PAGINA:
┏━━

10 Aprile 2024
Esoterismo

La rivelazione di Ermete Trismegisto: le dottrine dell’anima – Giovanni Sessa

A Moreno Neri va riconosciuto un merito indubbio: essersi sobbarcato il gravoso compito di curare la monumentale opera di André-Jean Festugière, La rivelazione di Ermete Trismegisto, della quale è da poco nelle librerie, per i tipi di Mimesis, il terzo volume, Le dottrine dell’anima. Il testo è impreziosito da due Appendici, il Trattato dell’anima di Giamblico e Dell’animazione dell’ embrione di Porfirio, scritti storicamente centrali per approfondire, in termini comparativi, l’argomento oggetto di indagine in queste pagine (per ordini: 02/24861657, mimesis@mimesisedizioni.it, pp. 360 (1277-1648), euro 26,00). Festugière, non casualmente, scelse quale simbolo dell’apoteosi dell’anima la fenice di Dafne, oggi custodita al Museo del Louvre. Tale simbolo non è presente nei testi ermetici ma, due suoi caratteri, rinviano al clima spirituale dell’ermetismo. Innanzitutto, essa è uccello ermafrodita, proprio come il Nous supremo e l’Anthropos, sua scaturigine nell’emanazionismo ermetico. Inoltre, la fenice rinasce perpetuamente dalla proprie ceneri e: «non c’è interruzione tra la sua morte e la sua resurrezione» (p. 1280).   Esplicita, quindi, la continuità di vita nel tempo infinito e, per la sobrietà che la caratterizza, è icona della religio mentis alchemica. La gnosi ermetica è conoscenza del Principio ipercosmico, ma è anche, per l’uomo, conoscenza di se stesso in quanto imago dei, legato all’Origine da un filo aureo. Da tale punto di vista, l’anima presenta tratto problematico: com’è possibile che, pur essendo scaturigine divina, sia precipitata nella materia? A questa domanda risponde compiutamente l’autore attraversando e analizzando molti luoghi del Corpus Hermeticum. Fino alla prima metà del secolo scorso, la maggior parte degli esegeti propendeva per la provenienza orientale delle dottrine gnostiche dell’anima. Grazie a queste pagine di Festugière è, ormai, di chiara evidenza, come tali influenze rappresentino un momento accessorio in tali dottrine, il loro tratto essenziale essendo, al contrario, eminentemente ellenico. Lo studioso francese passa in rassegna e pone a confronto tra loro, per dimostrare tale tesi, un numero considerevole di scritti.

┗━━

Alcune voci
┏━━

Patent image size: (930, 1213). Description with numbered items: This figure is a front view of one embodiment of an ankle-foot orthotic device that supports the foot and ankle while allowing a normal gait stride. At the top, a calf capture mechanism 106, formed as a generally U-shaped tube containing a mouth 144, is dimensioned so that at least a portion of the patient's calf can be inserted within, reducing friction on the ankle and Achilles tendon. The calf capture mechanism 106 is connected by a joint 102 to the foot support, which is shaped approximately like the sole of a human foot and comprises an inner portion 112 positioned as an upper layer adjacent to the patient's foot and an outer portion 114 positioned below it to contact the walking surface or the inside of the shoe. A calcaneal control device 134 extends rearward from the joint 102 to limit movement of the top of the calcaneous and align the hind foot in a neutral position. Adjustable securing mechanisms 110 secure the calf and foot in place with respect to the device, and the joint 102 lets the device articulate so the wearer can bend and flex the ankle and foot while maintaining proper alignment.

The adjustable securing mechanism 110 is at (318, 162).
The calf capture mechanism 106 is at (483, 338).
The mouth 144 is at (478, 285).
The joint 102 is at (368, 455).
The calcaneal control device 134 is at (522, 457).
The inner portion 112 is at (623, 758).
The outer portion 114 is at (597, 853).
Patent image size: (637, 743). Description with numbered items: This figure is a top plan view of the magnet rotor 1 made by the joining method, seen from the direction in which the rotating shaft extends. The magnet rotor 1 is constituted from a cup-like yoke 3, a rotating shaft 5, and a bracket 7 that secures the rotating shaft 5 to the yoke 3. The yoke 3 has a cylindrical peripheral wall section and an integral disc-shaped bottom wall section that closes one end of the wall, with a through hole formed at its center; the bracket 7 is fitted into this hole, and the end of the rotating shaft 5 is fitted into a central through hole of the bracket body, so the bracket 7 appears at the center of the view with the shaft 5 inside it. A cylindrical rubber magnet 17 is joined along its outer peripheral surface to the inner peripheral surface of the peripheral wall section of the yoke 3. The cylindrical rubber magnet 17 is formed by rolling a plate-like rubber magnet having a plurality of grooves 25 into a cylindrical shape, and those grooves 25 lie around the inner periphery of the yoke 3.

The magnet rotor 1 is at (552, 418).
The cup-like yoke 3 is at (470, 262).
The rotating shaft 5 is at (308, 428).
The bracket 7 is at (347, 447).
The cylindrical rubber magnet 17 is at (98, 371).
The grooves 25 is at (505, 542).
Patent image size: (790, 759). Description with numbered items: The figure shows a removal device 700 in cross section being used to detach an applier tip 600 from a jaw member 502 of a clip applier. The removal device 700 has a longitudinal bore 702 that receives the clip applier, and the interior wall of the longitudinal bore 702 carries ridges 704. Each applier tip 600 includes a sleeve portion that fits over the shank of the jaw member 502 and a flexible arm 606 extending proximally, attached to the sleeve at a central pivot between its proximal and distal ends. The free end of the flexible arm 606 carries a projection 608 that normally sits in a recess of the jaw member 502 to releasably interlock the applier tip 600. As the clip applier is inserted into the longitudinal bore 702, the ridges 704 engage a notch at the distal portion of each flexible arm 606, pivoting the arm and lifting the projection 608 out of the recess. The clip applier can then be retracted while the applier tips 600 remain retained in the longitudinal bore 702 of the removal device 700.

┗━━

ESERCIZIO A:
Nella pagina sul libro di Festugière, in quale museo si trova oggi la fenice di Dafne?
ESERCIZIO B:
Prosegui la pagina sul libro di Festugière partendo dal punto in cui si interrompe.

RISPOSTA A:
Al Museo del Louvre.

RISPOSTA B:
Muove dal De anima di Tertulliano, composto tra il 210 e il 213 e si sofferma sui Placita di Aezio. Giunge al Didaskalikos di Albino e al Trattato dell’anima di Giamblico. L’articolazione interna di tali testi è, sostanzialmente, la medesima e di chiara ascendenza platonica. Essi sono costruiti su quattro parti: natura dell’anima, incarnazione, destino dell’anima incarnata, escatologia. Il medesimo quadro, chiosa l’autore, costituisce anche i momenti della gnosi ermetica, i cui scritti di riferimento, con buona probabilità, furono composti nel medesimo periodo, il II secolo.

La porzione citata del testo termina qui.